"""
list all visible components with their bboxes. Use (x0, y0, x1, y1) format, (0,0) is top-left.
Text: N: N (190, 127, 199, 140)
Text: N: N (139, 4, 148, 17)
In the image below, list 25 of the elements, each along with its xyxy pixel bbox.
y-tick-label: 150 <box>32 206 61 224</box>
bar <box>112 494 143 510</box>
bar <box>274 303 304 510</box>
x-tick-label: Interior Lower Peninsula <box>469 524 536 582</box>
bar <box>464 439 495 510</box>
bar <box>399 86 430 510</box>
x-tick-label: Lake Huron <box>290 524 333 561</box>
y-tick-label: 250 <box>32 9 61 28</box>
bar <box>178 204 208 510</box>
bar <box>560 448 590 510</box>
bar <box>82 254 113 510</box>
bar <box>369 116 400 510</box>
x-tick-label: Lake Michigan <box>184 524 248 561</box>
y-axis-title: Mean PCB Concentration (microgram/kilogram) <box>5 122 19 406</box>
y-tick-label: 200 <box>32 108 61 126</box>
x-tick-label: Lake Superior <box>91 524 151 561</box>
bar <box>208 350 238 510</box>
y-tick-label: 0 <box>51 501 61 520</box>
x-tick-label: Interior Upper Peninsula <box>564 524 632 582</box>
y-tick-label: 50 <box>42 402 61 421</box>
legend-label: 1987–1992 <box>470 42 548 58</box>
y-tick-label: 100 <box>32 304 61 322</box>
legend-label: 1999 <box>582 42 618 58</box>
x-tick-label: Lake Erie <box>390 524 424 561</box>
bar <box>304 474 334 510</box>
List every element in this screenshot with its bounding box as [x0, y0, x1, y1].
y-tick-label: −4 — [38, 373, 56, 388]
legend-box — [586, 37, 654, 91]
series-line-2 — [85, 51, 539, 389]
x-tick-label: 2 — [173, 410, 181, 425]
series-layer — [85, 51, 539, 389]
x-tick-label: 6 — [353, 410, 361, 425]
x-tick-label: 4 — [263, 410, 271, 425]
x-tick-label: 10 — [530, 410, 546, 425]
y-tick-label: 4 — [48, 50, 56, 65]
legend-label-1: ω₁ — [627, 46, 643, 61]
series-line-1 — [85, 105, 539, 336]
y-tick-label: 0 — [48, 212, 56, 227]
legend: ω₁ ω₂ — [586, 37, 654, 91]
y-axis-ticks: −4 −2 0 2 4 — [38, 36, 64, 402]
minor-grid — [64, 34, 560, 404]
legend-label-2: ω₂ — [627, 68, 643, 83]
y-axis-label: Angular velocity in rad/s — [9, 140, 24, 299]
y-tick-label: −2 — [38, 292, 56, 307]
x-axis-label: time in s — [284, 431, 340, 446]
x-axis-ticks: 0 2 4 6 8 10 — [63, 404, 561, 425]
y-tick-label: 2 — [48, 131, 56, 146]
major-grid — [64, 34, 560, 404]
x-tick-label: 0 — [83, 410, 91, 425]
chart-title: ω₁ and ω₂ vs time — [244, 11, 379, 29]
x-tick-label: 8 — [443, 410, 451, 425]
"""
=== Task details ===
Reproduce every line of the material above verbatim, keeping each character, coordinate, and line order unchanged.

=== Exercise output ===
list all visible components with their bboxes. Use (x0, y0, x1, y1) format, (0,0) is top-left.
Text: N: N (190, 127, 199, 140)
Text: N: N (139, 4, 148, 17)
In the image below, list 25 of the elements, each along with its xyxy pixel bbox.
y-tick-label: 150 <box>32 206 61 224</box>
bar <box>112 494 143 510</box>
bar <box>274 303 304 510</box>
x-tick-label: Interior Lower Peninsula <box>469 524 536 582</box>
bar <box>464 439 495 510</box>
bar <box>399 86 430 510</box>
x-tick-label: Lake Huron <box>290 524 333 561</box>
y-tick-label: 250 <box>32 9 61 28</box>
bar <box>178 204 208 510</box>
bar <box>560 448 590 510</box>
bar <box>82 254 113 510</box>
bar <box>369 116 400 510</box>
x-tick-label: Lake Michigan <box>184 524 248 561</box>
y-axis-title: Mean PCB Concentration (microgram/kilogram) <box>5 122 19 406</box>
y-tick-label: 200 <box>32 108 61 126</box>
x-tick-label: Lake Superior <box>91 524 151 561</box>
bar <box>208 350 238 510</box>
y-tick-label: 0 <box>51 501 61 520</box>
x-tick-label: Interior Upper Peninsula <box>564 524 632 582</box>
y-tick-label: 50 <box>42 402 61 421</box>
legend-label: 1987–1992 <box>470 42 548 58</box>
y-tick-label: 100 <box>32 304 61 322</box>
legend-label: 1999 <box>582 42 618 58</box>
x-tick-label: Lake Erie <box>390 524 424 561</box>
bar <box>304 474 334 510</box>
List every element in this screenshot with its bounding box as [x0, y0, x1, y1].
y-tick-label: −4 — [38, 373, 56, 388]
legend-box — [586, 37, 654, 91]
series-line-2 — [85, 51, 539, 389]
x-tick-label: 2 — [173, 410, 181, 425]
series-layer — [85, 51, 539, 389]
x-tick-label: 6 — [353, 410, 361, 425]
x-tick-label: 4 — [263, 410, 271, 425]
x-tick-label: 10 — [530, 410, 546, 425]
y-tick-label: 4 — [48, 50, 56, 65]
legend-label-1: ω₁ — [627, 46, 643, 61]
series-line-1 — [85, 105, 539, 336]
y-tick-label: 0 — [48, 212, 56, 227]
legend: ω₁ ω₂ — [586, 37, 654, 91]
y-axis-ticks: −4 −2 0 2 4 — [38, 36, 64, 402]
minor-grid — [64, 34, 560, 404]
legend-label-2: ω₂ — [627, 68, 643, 83]
y-axis-label: Angular velocity in rad/s — [9, 140, 24, 299]
y-tick-label: −2 — [38, 292, 56, 307]
x-axis-label: time in s — [284, 431, 340, 446]
x-axis-ticks: 0 2 4 6 8 10 — [63, 404, 561, 425]
y-tick-label: 2 — [48, 131, 56, 146]
major-grid — [64, 34, 560, 404]
x-tick-label: 0 — [83, 410, 91, 425]
chart-title: ω₁ and ω₂ vs time — [244, 11, 379, 29]
x-tick-label: 8 — [443, 410, 451, 425]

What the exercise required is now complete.